* _Given instruction_: Pull out every line below that contains the word "structured".

[Dataset records]

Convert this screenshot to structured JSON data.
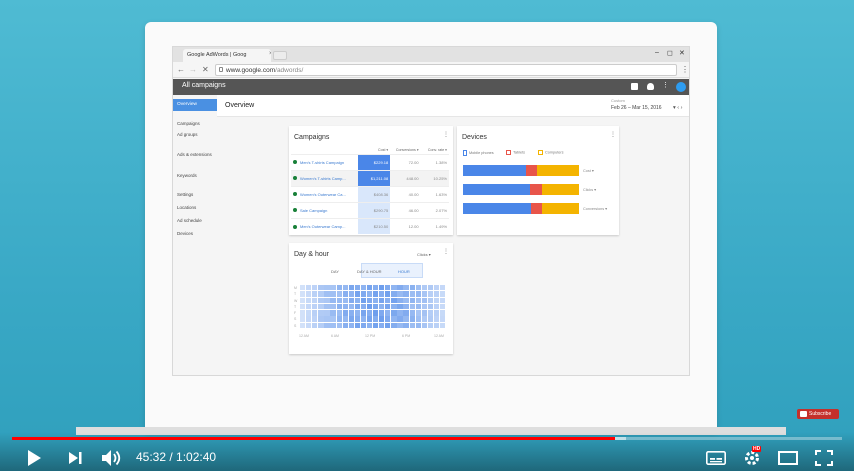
{
  "browser": {
    "tab_title": "Google AdWords | Goog",
    "tab_close": "×",
    "url_domain": "www.google.com",
    "url_path": "/adwords/"
  },
  "appbar": {
    "title": "All campaigns"
  },
  "sidebar": {
    "selected": "Overview",
    "items": [
      "Campaigns",
      "Ad groups",
      "Ads & extensions",
      "Keywords",
      "Settings",
      "Locations",
      "Ad schedule",
      "Devices"
    ]
  },
  "overview": {
    "title": "Overview",
    "date_label": "Custom",
    "date_range": "Feb 26 – Mar 15, 2016"
  },
  "campaigns_card": {
    "title": "Campaigns",
    "columns": [
      "Cost ▾",
      "Conversions ▾",
      "Conv. rate ▾"
    ],
    "rows": [
      {
        "name": "Men's T-shirts Campaign",
        "cost": "$229.18",
        "conversions": "72.00",
        "conv_rate": "1.38%"
      },
      {
        "name": "Women's T-shirts Camp...",
        "cost": "$1,211.08",
        "conversions": "448.00",
        "conv_rate": "10.25%"
      },
      {
        "name": "Women's Outerwear Ca...",
        "cost": "$408.36",
        "conversions": "40.00",
        "conv_rate": "1.63%"
      },
      {
        "name": "Sale Campaign",
        "cost": "$290.75",
        "conversions": "46.00",
        "conv_rate": "2.07%"
      },
      {
        "name": "Men's Outerwear Camp...",
        "cost": "$210.50",
        "conversions": "12.00",
        "conv_rate": "1.49%"
      }
    ]
  },
  "devices_card": {
    "title": "Devices",
    "legend": [
      "Mobile phones",
      "Tablets",
      "Computers"
    ],
    "colors": {
      "mobile": "#4a86e8",
      "tablet": "#e8554a",
      "computer": "#f4b400"
    },
    "bars": [
      {
        "label": "Cost ▾",
        "mobile": 0.54,
        "tablet": 0.1,
        "computer": 0.36
      },
      {
        "label": "Clicks ▾",
        "mobile": 0.58,
        "tablet": 0.1,
        "computer": 0.32
      },
      {
        "label": "Conversions ▾",
        "mobile": 0.59,
        "tablet": 0.09,
        "computer": 0.32
      }
    ]
  },
  "dayhour_card": {
    "title": "Day & hour",
    "metric": "Clicks ▾",
    "tabs": [
      "DAY",
      "DAY & HOUR",
      "HOUR"
    ],
    "x_ticks": [
      "12 AM",
      "6 AM",
      "12 PM",
      "6 PM",
      "12 AM"
    ],
    "y_ticks": [
      "M",
      "T",
      "W",
      "T",
      "F",
      "S",
      "S"
    ]
  },
  "player": {
    "timecode": "45:32 / 1:02:40",
    "progress": 0.726,
    "buffered": 0.74,
    "subscribe": "Subscribe",
    "hd": "HD"
  }
}
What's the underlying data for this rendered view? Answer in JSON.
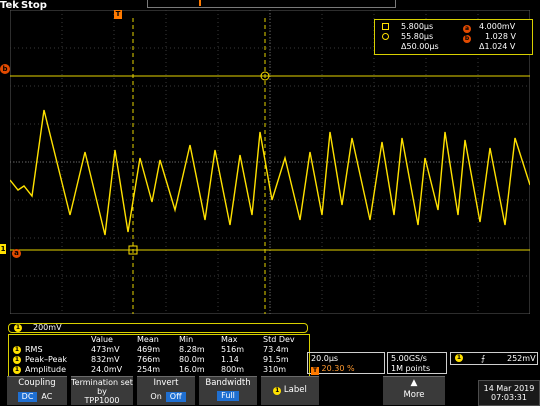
{
  "brand": {
    "tek": "Tek",
    "status": "Stop"
  },
  "cursor_readout": {
    "a_time": "5.800µs",
    "a_volt": "4.000mV",
    "b_time": "55.80µs",
    "b_volt": "1.028 V",
    "delta_time": "Δ50.00µs",
    "delta_volt": "Δ1.024 V",
    "a_label": "a",
    "b_label": "b"
  },
  "markers": {
    "trigger": "T",
    "cursor_b": "b",
    "cursor_a": "a",
    "channel": "1"
  },
  "channel_scale": {
    "channel": "1",
    "scale": "200mV"
  },
  "measurements": {
    "headers": [
      "Value",
      "Mean",
      "Min",
      "Max",
      "Std Dev"
    ],
    "rows": [
      {
        "ch": "1",
        "name": "RMS",
        "value": "473mV",
        "mean": "469m",
        "min": "8.28m",
        "max": "516m",
        "std": "73.4m"
      },
      {
        "ch": "1",
        "name": "Peak–Peak",
        "value": "832mV",
        "mean": "766m",
        "min": "80.0m",
        "max": "1.14",
        "std": "91.5m"
      },
      {
        "ch": "1",
        "name": "Amplitude",
        "value": "24.0mV",
        "mean": "254m",
        "min": "16.0m",
        "max": "800m",
        "std": "310m"
      }
    ]
  },
  "timebase": {
    "per_div": "20.0µs",
    "trigger_pos": "20.30 %",
    "sample_rate": "5.00GS/s",
    "points": "1M points"
  },
  "trigger": {
    "channel": "1",
    "slope_glyph": "⨍",
    "level": "252mV"
  },
  "menu": {
    "coupling_label": "Coupling",
    "coupling_dc": "DC",
    "coupling_ac": "AC",
    "termination_label": "Termination set by",
    "termination_value": "TPP1000",
    "invert_label": "Invert",
    "invert_on": "On",
    "invert_off": "Off",
    "bandwidth_label": "Bandwidth",
    "bandwidth_value": "Full",
    "label_ch": "1",
    "label_label": "Label",
    "more_label": "More"
  },
  "datetime": {
    "date": "14 Mar 2019",
    "time": "07:03:31"
  },
  "colors": {
    "trace": "#ffe100",
    "accent": "#1f6fd1",
    "cursor_b_orange": "#e24a00"
  }
}
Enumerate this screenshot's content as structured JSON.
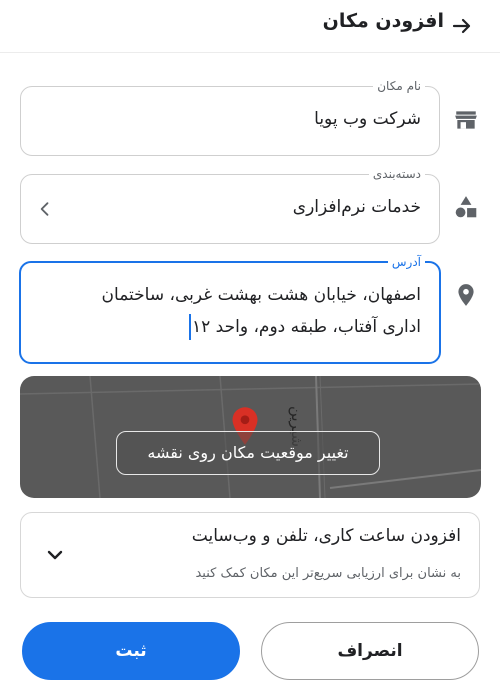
{
  "header": {
    "title": "افزودن مکان",
    "back_icon": "arrow-back-icon"
  },
  "fields": {
    "name": {
      "label": "نام مکان",
      "value": "شرکت وب پویا",
      "icon": "store-icon"
    },
    "category": {
      "label": "دسته‌بندی",
      "value": "خدمات نرم‌افزاری",
      "icon": "category-icon"
    },
    "address": {
      "label": "آدرس",
      "line1": "اصفهان، خیابان هشت بهشت غربی، ساختمان",
      "line2": "اداری آفتاب، طبقه دوم، واحد ۱۲",
      "icon": "location-pin-icon"
    }
  },
  "map": {
    "street_label": "شیرین",
    "button_label": "تغییر موقعیت مکان روی نقشه"
  },
  "hours": {
    "title": "افزودن ساعت کاری، تلفن و وب‌سایت",
    "subtitle": "به نشان برای ارزیابی سریع‌تر این مکان کمک کنید"
  },
  "actions": {
    "submit_label": "ثبت",
    "cancel_label": "انصراف"
  },
  "colors": {
    "accent": "#1a73e8",
    "map_bg": "#595959",
    "pin": "#d93025"
  }
}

* _Solved exercise_:
Convert this screenshot to structured JSON data.
Enumerate this screenshot's content as structured JSON.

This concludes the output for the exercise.